== SET EXERCISE ==
Check each line of the listing, and copy it if it contains the word "Linux".

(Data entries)
*****

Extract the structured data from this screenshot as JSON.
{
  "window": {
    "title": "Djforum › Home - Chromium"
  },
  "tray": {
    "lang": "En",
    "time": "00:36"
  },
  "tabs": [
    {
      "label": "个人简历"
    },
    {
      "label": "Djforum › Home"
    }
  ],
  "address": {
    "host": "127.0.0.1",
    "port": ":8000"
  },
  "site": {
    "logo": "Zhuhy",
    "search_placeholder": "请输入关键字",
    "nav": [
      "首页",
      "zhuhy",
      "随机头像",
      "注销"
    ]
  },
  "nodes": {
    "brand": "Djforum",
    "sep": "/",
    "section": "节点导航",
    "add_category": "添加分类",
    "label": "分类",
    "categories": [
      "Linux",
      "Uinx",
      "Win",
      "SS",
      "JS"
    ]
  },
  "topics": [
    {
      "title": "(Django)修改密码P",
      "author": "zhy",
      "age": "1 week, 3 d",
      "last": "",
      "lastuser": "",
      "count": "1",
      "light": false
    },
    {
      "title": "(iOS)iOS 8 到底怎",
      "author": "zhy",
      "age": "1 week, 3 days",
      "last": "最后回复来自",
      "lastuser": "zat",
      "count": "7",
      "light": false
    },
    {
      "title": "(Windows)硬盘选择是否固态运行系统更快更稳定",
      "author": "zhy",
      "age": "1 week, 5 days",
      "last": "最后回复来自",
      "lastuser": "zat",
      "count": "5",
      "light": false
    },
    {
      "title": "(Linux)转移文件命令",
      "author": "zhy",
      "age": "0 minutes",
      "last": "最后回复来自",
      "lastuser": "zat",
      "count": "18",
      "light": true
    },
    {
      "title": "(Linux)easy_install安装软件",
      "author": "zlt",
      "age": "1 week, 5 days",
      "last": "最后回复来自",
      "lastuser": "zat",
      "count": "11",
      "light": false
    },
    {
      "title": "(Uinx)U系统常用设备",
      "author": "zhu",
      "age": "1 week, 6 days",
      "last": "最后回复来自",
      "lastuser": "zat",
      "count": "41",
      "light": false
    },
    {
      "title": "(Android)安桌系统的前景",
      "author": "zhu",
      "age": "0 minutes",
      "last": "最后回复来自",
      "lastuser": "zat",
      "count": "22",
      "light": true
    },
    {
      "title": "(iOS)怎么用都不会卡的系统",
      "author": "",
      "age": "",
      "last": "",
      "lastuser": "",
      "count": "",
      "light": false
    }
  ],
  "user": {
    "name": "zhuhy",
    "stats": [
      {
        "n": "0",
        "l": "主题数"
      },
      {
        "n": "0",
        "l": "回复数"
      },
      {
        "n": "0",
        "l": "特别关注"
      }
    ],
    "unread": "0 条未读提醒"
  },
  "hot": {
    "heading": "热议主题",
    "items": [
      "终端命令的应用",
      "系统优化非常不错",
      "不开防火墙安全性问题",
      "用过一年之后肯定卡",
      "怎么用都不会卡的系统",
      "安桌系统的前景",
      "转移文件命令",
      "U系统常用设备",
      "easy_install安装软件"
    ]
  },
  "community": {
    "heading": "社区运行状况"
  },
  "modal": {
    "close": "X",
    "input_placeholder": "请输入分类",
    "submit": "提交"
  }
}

*****

== WRITTEN ANSWER ==
      "Linux",
      "title": "(Linux)转移文件命令",
      "title": "(Linux)easy_install安装软件",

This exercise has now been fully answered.